▶ What you will do: Extract the listing in its entirety, keeping each line identical to the original.

▶ Dataset:
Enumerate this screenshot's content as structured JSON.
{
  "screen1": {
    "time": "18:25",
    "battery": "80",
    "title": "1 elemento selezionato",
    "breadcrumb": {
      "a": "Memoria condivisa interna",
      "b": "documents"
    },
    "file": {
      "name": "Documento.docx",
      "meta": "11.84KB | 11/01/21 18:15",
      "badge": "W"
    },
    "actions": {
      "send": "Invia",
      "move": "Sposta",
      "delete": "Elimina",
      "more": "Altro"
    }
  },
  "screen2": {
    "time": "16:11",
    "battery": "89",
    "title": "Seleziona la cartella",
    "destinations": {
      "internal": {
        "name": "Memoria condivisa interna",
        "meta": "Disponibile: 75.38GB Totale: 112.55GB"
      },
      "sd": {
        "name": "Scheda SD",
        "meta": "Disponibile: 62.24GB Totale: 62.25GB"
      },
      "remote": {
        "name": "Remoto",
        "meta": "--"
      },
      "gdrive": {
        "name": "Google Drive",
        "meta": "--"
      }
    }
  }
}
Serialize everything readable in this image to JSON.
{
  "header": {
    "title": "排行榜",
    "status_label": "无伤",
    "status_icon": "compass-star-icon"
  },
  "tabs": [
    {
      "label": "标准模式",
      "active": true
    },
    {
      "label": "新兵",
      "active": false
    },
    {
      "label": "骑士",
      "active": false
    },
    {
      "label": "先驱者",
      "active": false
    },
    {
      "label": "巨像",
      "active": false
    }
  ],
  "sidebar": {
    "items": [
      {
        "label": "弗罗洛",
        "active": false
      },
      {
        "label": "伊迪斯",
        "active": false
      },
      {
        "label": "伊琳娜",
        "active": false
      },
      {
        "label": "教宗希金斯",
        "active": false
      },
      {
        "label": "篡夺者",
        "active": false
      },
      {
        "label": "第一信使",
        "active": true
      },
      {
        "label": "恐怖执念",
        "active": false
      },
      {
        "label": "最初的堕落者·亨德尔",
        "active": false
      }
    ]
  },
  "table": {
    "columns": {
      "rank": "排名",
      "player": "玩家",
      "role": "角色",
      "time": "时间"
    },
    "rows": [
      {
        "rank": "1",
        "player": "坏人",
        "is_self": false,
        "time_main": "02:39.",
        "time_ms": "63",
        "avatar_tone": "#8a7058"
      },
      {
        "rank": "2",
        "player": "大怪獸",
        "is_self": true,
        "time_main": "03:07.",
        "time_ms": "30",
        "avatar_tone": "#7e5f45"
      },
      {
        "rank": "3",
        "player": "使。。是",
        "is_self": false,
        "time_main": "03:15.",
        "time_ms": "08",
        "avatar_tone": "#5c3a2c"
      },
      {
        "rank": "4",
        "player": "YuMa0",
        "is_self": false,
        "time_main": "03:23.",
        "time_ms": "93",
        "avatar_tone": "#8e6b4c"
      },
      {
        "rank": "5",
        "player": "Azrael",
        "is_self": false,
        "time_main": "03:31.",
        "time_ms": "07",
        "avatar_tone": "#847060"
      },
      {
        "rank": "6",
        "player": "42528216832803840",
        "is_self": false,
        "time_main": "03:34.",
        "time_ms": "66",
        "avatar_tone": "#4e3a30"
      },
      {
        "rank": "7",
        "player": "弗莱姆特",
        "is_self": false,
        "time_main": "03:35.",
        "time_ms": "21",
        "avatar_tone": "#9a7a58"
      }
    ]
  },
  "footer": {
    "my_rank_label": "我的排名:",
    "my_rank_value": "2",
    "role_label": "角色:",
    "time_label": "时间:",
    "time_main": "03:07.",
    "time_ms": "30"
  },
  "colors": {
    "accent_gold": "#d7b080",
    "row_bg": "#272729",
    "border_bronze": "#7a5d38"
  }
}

▶ Response:
Enumerate this screenshot's content as structured JSON.
{
  "screen1": {
    "time": "18:25",
    "battery": "80",
    "title": "1 elemento selezionato",
    "breadcrumb": {
      "a": "Memoria condivisa interna",
      "b": "documents"
    },
    "file": {
      "name": "Documento.docx",
      "meta": "11.84KB | 11/01/21 18:15",
      "badge": "W"
    },
    "actions": {
      "send": "Invia",
      "move": "Sposta",
      "delete": "Elimina",
      "more": "Altro"
    }
  },
  "screen2": {
    "time": "16:11",
    "battery": "89",
    "title": "Seleziona la cartella",
    "destinations": {
      "internal": {
        "name": "Memoria condivisa interna",
        "meta": "Disponibile: 75.38GB Totale: 112.55GB"
      },
      "sd": {
        "name": "Scheda SD",
        "meta": "Disponibile: 62.24GB Totale: 62.25GB"
      },
      "remote": {
        "name": "Remoto",
        "meta": "--"
      },
      "gdrive": {
        "name": "Google Drive",
        "meta": "--"
      }
    }
  }
}
Serialize everything readable in this image to JSON.
{
  "header": {
    "title": "排行榜",
    "status_label": "无伤",
    "status_icon": "compass-star-icon"
  },
  "tabs": [
    {
      "label": "标准模式",
      "active": true
    },
    {
      "label": "新兵",
      "active": false
    },
    {
      "label": "骑士",
      "active": false
    },
    {
      "label": "先驱者",
      "active": false
    },
    {
      "label": "巨像",
      "active": false
    }
  ],
  "sidebar": {
    "items": [
      {
        "label": "弗罗洛",
        "active": false
      },
      {
        "label": "伊迪斯",
        "active": false
      },
      {
        "label": "伊琳娜",
        "active": false
      },
      {
        "label": "教宗希金斯",
        "active": false
      },
      {
        "label": "篡夺者",
        "active": false
      },
      {
        "label": "第一信使",
        "active": true
      },
      {
        "label": "恐怖执念",
        "active": false
      },
      {
        "label": "最初的堕落者·亨德尔",
        "active": false
      }
    ]
  },
  "table": {
    "columns": {
      "rank": "排名",
      "player": "玩家",
      "role": "角色",
      "time": "时间"
    },
    "rows": [
      {
        "rank": "1",
        "player": "坏人",
        "is_self": false,
        "time_main": "02:39.",
        "time_ms": "63",
        "avatar_tone": "#8a7058"
      },
      {
        "rank": "2",
        "player": "大怪獸",
        "is_self": true,
        "time_main": "03:07.",
        "time_ms": "30",
        "avatar_tone": "#7e5f45"
      },
      {
        "rank": "3",
        "player": "使。。是",
        "is_self": false,
        "time_main": "03:15.",
        "time_ms": "08",
        "avatar_tone": "#5c3a2c"
      },
      {
        "rank": "4",
        "player": "YuMa0",
        "is_self": false,
        "time_main": "03:23.",
        "time_ms": "93",
        "avatar_tone": "#8e6b4c"
      },
      {
        "rank": "5",
        "player": "Azrael",
        "is_self": false,
        "time_main": "03:31.",
        "time_ms": "07",
        "avatar_tone": "#847060"
      },
      {
        "rank": "6",
        "player": "42528216832803840",
        "is_self": false,
        "time_main": "03:34.",
        "time_ms": "66",
        "avatar_tone": "#4e3a30"
      },
      {
        "rank": "7",
        "player": "弗莱姆特",
        "is_self": false,
        "time_main": "03:35.",
        "time_ms": "21",
        "avatar_tone": "#9a7a58"
      }
    ]
  },
  "footer": {
    "my_rank_label": "我的排名:",
    "my_rank_value": "2",
    "role_label": "角色:",
    "time_label": "时间:",
    "time_main": "03:07.",
    "time_ms": "30"
  },
  "colors": {
    "accent_gold": "#d7b080",
    "row_bg": "#272729",
    "border_bronze": "#7a5d38"
  }
}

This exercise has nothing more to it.